--- start DATA SHOWN ---
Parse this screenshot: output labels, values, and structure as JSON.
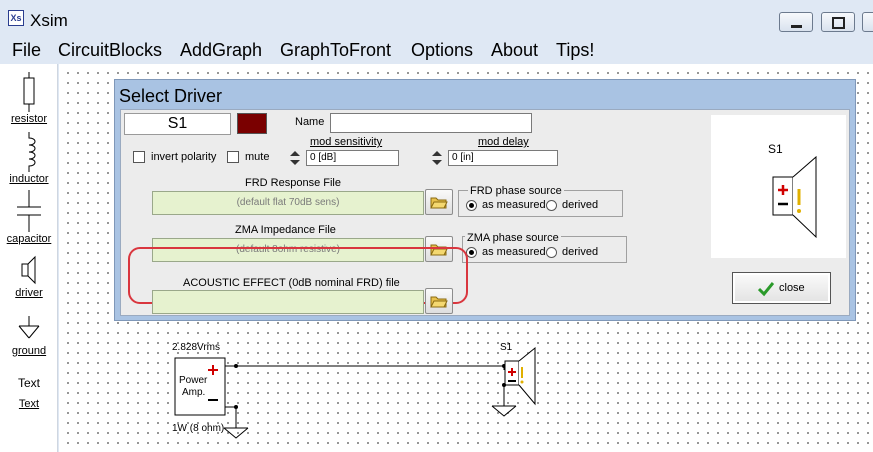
{
  "app": {
    "title": "Xsim",
    "icon_text": "Xs"
  },
  "menu": [
    "File",
    "CircuitBlocks",
    "AddGraph",
    "GraphToFront",
    "Options",
    "About",
    "Tips!"
  ],
  "toolbox": [
    {
      "label": "resistor",
      "icon": "resistor-icon"
    },
    {
      "label": "inductor",
      "icon": "inductor-icon"
    },
    {
      "label": "capacitor",
      "icon": "capacitor-icon"
    },
    {
      "label": "driver",
      "icon": "driver-icon"
    },
    {
      "label": "ground",
      "icon": "ground-icon"
    },
    {
      "label": "Text",
      "icon": "text-icon",
      "icon_text": "Text"
    }
  ],
  "dialog": {
    "title": "Select Driver",
    "driver_id": "S1",
    "color": "#7a0000",
    "name_label": "Name",
    "name_value": "",
    "invert_polarity_label": "invert polarity",
    "mute_label": "mute",
    "mod_sensitivity_label": "mod sensitivity",
    "mod_sensitivity_value": "0 [dB]",
    "mod_delay_label": "mod delay",
    "mod_delay_value": "0 [in]",
    "frd_label": "FRD Response File",
    "frd_value": "(default flat 70dB sens)",
    "frd_phase_label": "FRD phase source",
    "zma_label": "ZMA Impedance File",
    "zma_value": "(default 8ohm resistive)",
    "zma_phase_label": "ZMA phase source",
    "phase_as_measured": "as measured",
    "phase_derived": "derived",
    "acoustic_label": "ACOUSTIC EFFECT (0dB nominal FRD) file",
    "acoustic_value": "",
    "preview_label": "S1",
    "close_label": "close"
  },
  "circuit": {
    "source_voltage": "2.828Vrms",
    "source_name_1": "Power",
    "source_name_2": "Amp.",
    "source_rating": "1W (8 ohm)",
    "driver_label": "S1"
  }
}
--- end DATA SHOWN ---
TASK INSTRUCTIONS: Quote each entry above verbatim and drop the pictures.

RESPONSE TO THIS EXERCISE:
Parse this screenshot: output labels, values, and structure as JSON.
{
  "app": {
    "title": "Xsim",
    "icon_text": "Xs"
  },
  "menu": [
    "File",
    "CircuitBlocks",
    "AddGraph",
    "GraphToFront",
    "Options",
    "About",
    "Tips!"
  ],
  "toolbox": [
    {
      "label": "resistor",
      "icon": "resistor-icon"
    },
    {
      "label": "inductor",
      "icon": "inductor-icon"
    },
    {
      "label": "capacitor",
      "icon": "capacitor-icon"
    },
    {
      "label": "driver",
      "icon": "driver-icon"
    },
    {
      "label": "ground",
      "icon": "ground-icon"
    },
    {
      "label": "Text",
      "icon": "text-icon",
      "icon_text": "Text"
    }
  ],
  "dialog": {
    "title": "Select Driver",
    "driver_id": "S1",
    "color": "#7a0000",
    "name_label": "Name",
    "name_value": "",
    "invert_polarity_label": "invert polarity",
    "mute_label": "mute",
    "mod_sensitivity_label": "mod sensitivity",
    "mod_sensitivity_value": "0 [dB]",
    "mod_delay_label": "mod delay",
    "mod_delay_value": "0 [in]",
    "frd_label": "FRD Response File",
    "frd_value": "(default flat 70dB sens)",
    "frd_phase_label": "FRD phase source",
    "zma_label": "ZMA Impedance File",
    "zma_value": "(default 8ohm resistive)",
    "zma_phase_label": "ZMA phase source",
    "phase_as_measured": "as measured",
    "phase_derived": "derived",
    "acoustic_label": "ACOUSTIC EFFECT (0dB nominal FRD) file",
    "acoustic_value": "",
    "preview_label": "S1",
    "close_label": "close"
  },
  "circuit": {
    "source_voltage": "2.828Vrms",
    "source_name_1": "Power",
    "source_name_2": "Amp.",
    "source_rating": "1W (8 ohm)",
    "driver_label": "S1"
  }
}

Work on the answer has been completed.